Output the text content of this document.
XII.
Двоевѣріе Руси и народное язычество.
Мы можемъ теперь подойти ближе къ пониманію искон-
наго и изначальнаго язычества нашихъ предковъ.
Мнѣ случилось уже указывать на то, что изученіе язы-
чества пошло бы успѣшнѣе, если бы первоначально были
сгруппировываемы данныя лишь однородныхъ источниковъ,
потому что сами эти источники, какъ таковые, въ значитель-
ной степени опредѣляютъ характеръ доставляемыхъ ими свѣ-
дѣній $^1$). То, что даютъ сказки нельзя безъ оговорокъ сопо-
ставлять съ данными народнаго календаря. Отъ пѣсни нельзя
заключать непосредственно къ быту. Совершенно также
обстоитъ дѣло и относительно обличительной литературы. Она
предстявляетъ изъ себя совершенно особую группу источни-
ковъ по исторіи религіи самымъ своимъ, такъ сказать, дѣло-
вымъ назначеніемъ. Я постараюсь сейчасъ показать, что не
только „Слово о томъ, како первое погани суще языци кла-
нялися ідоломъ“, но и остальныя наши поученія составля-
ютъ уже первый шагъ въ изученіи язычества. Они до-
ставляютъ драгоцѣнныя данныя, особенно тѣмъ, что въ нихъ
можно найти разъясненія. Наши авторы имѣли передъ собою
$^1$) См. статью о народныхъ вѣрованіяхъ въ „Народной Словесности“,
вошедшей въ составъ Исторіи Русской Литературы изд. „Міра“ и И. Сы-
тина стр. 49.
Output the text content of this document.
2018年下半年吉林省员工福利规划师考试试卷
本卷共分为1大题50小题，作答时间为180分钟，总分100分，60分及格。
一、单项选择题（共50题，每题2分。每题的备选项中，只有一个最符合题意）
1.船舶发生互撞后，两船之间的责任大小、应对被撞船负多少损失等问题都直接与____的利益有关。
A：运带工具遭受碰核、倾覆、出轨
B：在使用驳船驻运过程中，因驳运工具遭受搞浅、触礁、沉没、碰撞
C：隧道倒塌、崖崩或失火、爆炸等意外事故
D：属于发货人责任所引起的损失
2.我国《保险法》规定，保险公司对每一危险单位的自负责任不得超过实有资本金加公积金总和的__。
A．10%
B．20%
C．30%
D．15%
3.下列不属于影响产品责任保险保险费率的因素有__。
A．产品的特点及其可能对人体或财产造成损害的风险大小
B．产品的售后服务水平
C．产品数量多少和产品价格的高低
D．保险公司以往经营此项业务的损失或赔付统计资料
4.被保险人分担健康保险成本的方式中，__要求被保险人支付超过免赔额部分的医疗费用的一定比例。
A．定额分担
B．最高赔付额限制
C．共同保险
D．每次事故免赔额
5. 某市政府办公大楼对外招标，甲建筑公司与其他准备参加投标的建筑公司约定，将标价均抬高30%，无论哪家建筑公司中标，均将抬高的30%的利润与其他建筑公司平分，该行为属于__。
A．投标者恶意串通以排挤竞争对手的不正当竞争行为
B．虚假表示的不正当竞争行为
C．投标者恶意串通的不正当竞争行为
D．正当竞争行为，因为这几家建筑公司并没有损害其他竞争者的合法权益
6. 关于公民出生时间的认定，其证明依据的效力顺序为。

# # # # #

- Instructions for the task -
Go through the data above and find the lines with the word "язычества". Copy each of those lines.

- Exercise response -
наго и изначальнаго язычества нашихъ предковъ.
ютъ уже первый шагъ въ изученіи язычества. Они до-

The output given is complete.